►

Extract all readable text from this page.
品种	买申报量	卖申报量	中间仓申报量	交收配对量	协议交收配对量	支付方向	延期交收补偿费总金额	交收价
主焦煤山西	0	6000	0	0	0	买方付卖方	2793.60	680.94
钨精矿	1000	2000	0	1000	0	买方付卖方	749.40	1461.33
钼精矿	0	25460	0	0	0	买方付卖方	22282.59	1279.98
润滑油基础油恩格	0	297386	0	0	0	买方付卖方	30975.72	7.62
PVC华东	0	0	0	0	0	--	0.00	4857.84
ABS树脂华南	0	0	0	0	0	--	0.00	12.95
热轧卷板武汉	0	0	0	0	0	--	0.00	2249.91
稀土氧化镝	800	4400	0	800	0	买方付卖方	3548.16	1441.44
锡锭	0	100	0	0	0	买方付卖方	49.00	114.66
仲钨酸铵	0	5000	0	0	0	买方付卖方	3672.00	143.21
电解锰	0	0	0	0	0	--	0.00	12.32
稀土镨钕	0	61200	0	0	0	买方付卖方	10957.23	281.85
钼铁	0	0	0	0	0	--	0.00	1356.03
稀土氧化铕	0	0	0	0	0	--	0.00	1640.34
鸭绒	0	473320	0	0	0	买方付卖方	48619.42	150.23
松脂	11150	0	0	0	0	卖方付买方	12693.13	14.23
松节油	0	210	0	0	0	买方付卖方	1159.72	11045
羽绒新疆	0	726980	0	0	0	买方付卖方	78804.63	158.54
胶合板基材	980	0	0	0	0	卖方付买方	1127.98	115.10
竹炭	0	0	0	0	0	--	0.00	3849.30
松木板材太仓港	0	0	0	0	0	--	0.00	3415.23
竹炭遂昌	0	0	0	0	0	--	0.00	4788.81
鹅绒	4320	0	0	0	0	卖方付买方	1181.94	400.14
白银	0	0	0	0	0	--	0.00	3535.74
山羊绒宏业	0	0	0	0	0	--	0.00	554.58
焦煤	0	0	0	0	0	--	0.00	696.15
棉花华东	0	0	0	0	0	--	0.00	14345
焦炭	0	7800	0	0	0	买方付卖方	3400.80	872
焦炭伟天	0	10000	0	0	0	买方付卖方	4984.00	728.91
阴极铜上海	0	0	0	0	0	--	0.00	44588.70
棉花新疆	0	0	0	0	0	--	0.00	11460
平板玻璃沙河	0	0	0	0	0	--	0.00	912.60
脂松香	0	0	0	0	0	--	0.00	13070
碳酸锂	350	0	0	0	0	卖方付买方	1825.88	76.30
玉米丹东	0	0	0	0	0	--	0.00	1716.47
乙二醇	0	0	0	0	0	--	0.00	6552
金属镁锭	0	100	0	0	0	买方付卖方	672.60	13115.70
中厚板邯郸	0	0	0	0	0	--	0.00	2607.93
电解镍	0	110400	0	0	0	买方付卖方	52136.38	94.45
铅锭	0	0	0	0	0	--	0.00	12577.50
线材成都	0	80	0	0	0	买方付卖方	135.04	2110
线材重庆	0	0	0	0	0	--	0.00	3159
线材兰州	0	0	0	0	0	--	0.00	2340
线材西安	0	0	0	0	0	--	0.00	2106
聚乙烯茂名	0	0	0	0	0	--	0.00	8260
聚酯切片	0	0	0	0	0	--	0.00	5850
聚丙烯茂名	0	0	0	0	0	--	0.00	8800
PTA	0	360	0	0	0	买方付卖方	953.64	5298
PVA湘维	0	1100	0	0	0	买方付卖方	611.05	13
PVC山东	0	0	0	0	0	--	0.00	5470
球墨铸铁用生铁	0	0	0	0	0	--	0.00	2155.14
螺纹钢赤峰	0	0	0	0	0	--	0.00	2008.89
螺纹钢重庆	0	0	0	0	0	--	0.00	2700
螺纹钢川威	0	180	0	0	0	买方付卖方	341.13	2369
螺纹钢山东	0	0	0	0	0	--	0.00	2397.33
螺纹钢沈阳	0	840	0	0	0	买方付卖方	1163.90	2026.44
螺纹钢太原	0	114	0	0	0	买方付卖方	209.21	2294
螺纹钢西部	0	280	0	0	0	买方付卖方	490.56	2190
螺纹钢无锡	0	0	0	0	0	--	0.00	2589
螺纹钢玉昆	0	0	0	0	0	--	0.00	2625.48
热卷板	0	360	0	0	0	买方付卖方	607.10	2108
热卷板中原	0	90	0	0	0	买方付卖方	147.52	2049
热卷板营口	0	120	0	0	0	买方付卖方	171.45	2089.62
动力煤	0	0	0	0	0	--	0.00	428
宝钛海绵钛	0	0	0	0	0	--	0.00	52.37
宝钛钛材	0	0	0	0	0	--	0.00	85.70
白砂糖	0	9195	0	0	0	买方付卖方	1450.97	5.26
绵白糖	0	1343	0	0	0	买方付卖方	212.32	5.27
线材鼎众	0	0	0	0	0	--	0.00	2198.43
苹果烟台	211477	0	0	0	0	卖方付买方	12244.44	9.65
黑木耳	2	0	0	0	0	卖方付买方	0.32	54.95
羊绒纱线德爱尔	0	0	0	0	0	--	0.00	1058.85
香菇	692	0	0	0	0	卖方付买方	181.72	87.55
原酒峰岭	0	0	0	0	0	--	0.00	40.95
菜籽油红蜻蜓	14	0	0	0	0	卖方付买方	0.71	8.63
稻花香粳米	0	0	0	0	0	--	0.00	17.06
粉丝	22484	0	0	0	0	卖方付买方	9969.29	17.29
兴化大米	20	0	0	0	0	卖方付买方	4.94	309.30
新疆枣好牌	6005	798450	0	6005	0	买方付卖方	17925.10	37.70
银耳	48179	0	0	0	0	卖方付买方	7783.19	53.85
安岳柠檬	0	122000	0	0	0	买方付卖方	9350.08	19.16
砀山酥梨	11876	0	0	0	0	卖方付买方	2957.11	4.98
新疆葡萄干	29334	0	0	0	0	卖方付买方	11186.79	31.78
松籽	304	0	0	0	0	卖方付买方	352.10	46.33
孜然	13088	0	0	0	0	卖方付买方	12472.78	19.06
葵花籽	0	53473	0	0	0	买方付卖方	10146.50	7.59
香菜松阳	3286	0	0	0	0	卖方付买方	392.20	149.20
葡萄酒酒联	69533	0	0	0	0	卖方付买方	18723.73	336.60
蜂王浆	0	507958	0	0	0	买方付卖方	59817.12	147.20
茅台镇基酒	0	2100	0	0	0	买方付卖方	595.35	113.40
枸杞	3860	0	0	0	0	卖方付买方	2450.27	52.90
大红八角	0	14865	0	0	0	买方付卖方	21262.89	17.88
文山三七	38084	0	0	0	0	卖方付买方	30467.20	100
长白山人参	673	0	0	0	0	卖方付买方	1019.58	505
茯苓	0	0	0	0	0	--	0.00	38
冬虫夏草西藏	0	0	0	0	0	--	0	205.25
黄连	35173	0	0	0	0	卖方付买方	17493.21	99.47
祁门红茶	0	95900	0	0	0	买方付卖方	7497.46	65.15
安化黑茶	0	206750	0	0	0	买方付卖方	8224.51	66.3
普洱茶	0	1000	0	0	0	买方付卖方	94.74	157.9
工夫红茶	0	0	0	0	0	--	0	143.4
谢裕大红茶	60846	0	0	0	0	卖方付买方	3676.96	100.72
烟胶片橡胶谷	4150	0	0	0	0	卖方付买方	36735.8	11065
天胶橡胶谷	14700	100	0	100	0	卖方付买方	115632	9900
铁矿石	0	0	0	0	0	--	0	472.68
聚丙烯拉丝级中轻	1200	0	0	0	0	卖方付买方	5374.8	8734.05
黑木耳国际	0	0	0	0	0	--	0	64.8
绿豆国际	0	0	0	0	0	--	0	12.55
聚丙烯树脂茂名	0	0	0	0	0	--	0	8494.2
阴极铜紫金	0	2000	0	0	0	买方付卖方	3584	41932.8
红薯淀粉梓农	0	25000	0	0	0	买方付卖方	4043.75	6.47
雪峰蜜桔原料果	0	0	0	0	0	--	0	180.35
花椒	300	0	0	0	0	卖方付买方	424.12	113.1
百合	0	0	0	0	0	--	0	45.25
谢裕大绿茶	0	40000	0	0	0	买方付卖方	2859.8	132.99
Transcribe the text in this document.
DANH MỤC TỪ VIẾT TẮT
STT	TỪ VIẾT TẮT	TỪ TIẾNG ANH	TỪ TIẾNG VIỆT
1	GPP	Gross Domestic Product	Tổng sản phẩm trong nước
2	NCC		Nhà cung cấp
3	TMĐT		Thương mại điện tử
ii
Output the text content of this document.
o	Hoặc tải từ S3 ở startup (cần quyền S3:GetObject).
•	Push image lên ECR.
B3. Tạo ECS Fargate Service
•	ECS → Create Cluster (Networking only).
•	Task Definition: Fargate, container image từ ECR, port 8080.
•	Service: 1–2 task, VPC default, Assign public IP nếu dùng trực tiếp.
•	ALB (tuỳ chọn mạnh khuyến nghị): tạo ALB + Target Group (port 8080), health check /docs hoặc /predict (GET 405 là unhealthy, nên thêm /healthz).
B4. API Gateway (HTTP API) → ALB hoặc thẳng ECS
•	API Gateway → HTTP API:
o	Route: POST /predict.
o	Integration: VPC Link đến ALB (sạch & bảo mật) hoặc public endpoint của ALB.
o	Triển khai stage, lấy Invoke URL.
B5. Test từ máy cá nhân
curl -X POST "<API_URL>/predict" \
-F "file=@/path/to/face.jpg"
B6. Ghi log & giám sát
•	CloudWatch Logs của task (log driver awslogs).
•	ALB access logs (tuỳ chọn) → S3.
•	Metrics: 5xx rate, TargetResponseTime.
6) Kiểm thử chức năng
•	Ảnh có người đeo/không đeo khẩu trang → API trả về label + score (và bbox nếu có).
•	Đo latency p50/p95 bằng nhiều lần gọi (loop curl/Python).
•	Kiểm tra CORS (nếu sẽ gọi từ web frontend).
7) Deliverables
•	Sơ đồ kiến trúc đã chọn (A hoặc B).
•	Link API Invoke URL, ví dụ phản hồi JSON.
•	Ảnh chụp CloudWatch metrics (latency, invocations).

◄

### DIRECTIONS FOR THIS TASK:
Return every line of the preceding records in which the word "chọn" appears.

### COMPLETE ANSWER:
•	ALB (tuỳ chọn mạnh khuyến nghị): tạo ALB + Target Group (port 8080), health check /docs hoặc /predict (GET 405 là unhealthy, nên thêm /healthz).
•	ALB access logs (tuỳ chọn) → S3.
•	Sơ đồ kiến trúc đã chọn (A hoặc B).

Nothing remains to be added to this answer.